• _TEXTO FORNECIDO_:
Um olhar do crepúsculo para a infância

Publicado em 10/09/2011

por Redação revista Educação

 Numa manhã, ainda na cama, pus-me a pensar em como usar a minha vida nos anos que me restam. É normal que isso aconteça com os velhos. Quando os anos são poucos os dias se aceleram e o pensamento se põe a procurar, no meio das brumas e das espumas,  o que é essencial.

Tempo curto é tempo crepuscular. E o crepúsculo é uma mistura de beleza e tristeza. Albert Camus escreveu em seus
Cadernos:

“Céu de trovoada em agosto. Aragem escaldante. Nuvens negras. No entanto, do lado do nascente, uma faixa azul, delicada, transparente. A sua presença é uma tortura para os olhos e para a alma. Porque a beleza é insuportável. Ela desespera-nos, eternidade de um minuto que desejaríamos prolongar pelo tempo afora”.

Faz muito tempo que mandei esculpir em madeira uma frase latina que tenho agora pendurada na varanda:
Tempus fugit

– o tempo foge.

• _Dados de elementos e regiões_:

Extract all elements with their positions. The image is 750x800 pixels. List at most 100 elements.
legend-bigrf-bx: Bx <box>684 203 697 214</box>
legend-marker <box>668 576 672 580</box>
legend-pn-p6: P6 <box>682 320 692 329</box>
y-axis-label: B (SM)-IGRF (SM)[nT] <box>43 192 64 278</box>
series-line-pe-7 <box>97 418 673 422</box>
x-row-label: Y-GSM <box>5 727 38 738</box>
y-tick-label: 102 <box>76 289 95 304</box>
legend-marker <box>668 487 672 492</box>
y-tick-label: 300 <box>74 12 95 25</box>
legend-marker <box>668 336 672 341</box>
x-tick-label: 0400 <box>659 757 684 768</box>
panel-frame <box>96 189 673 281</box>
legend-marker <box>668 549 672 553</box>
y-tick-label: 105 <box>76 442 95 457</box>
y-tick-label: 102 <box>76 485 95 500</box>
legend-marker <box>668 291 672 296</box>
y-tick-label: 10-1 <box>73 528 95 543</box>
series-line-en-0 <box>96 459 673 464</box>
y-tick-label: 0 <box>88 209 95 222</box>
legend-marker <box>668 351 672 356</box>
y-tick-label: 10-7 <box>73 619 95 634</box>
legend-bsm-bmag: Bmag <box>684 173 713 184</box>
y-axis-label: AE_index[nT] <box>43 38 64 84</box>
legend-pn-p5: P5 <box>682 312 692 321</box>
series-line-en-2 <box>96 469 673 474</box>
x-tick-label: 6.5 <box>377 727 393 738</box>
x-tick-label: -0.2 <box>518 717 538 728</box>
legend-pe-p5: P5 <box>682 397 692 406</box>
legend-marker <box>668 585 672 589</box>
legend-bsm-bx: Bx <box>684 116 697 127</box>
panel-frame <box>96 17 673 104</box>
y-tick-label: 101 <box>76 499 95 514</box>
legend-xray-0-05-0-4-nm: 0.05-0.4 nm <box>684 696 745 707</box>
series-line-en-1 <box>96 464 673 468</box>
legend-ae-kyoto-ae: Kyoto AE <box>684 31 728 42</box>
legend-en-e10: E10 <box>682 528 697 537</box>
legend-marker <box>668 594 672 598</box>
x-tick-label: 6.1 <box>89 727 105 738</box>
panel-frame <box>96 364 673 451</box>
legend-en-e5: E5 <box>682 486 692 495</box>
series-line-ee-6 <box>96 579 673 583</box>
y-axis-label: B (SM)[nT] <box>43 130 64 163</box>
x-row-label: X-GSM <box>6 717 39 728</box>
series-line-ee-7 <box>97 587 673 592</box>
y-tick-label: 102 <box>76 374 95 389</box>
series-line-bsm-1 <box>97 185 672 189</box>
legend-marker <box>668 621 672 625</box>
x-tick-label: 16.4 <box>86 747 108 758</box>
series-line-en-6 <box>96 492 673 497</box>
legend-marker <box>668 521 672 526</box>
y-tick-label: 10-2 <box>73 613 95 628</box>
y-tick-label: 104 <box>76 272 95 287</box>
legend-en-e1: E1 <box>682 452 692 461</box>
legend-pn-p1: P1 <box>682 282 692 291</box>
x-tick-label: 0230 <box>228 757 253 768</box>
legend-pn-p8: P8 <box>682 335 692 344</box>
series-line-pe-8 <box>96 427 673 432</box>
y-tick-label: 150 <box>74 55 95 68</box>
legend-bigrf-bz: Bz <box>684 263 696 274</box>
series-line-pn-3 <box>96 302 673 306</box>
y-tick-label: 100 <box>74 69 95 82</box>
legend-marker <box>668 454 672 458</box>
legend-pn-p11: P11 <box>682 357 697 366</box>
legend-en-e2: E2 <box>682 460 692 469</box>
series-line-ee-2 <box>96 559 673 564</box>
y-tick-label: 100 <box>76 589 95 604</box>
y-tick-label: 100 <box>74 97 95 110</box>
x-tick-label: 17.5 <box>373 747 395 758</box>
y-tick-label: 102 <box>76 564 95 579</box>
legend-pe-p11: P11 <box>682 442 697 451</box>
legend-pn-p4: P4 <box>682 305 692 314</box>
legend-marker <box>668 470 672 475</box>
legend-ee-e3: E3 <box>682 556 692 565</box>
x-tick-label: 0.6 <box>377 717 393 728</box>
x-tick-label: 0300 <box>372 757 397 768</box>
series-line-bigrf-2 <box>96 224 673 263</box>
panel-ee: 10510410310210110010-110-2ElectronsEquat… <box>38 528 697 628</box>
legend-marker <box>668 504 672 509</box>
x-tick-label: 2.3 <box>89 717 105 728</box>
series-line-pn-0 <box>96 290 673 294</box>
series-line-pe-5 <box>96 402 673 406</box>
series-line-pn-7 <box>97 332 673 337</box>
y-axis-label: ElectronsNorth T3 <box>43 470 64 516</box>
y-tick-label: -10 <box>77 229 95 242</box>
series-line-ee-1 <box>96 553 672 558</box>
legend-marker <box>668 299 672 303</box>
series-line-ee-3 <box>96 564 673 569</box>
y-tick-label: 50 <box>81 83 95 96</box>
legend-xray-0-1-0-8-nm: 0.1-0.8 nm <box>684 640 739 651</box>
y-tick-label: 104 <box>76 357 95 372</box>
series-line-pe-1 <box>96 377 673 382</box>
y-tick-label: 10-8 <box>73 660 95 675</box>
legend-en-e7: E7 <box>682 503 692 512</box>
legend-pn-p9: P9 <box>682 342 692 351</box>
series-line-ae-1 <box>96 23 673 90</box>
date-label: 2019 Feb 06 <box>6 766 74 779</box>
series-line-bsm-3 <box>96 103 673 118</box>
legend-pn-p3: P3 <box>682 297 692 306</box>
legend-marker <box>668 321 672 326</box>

• _INSTRUÇÃO 1_: Transcreva o texto fornecido na íntegra, sem mudar nada.
• _INSTRUÇÃO 2_: Reescreva as linhas de dados desde a primeira até a que contém "y-tick-label: 300 <box>74 12 95 25</box>", incluindo as duas. Troque "legend-marker" por "legend-dot" e deixe todo o resto igual.

• _RESPOSTA 1_:
Um olhar do crepúsculo para a infância

Publicado em 10/09/2011

por Redação revista Educação

 Numa manhã, ainda na cama, pus-me a pensar em como usar a minha vida nos anos que me restam. É normal que isso aconteça com os velhos. Quando os anos são poucos os dias se aceleram e o pensamento se põe a procurar, no meio das brumas e das espumas,  o que é essencial.

Tempo curto é tempo crepuscular. E o crepúsculo é uma mistura de beleza e tristeza. Albert Camus escreveu em seus
Cadernos:

“Céu de trovoada em agosto. Aragem escaldante. Nuvens negras. No entanto, do lado do nascente, uma faixa azul, delicada, transparente. A sua presença é uma tortura para os olhos e para a alma. Porque a beleza é insuportável. Ela desespera-nos, eternidade de um minuto que desejaríamos prolongar pelo tempo afora”.

Faz muito tempo que mandei esculpir em madeira uma frase latina que tenho agora pendurada na varanda:
Tempus fugit

– o tempo foge.

• _RESPOSTA 2_:
Extract all elements with their positions. The image is 750x800 pixels. List at most 100 elements.
legend-bigrf-bx: Bx <box>684 203 697 214</box>
legend-dot <box>668 576 672 580</box>
legend-pn-p6: P6 <box>682 320 692 329</box>
y-axis-label: B (SM)-IGRF (SM)[nT] <box>43 192 64 278</box>
series-line-pe-7 <box>97 418 673 422</box>
x-row-label: Y-GSM <box>5 727 38 738</box>
y-tick-label: 102 <box>76 289 95 304</box>
legend-dot <box>668 487 672 492</box>
y-tick-label: 300 <box>74 12 95 25</box>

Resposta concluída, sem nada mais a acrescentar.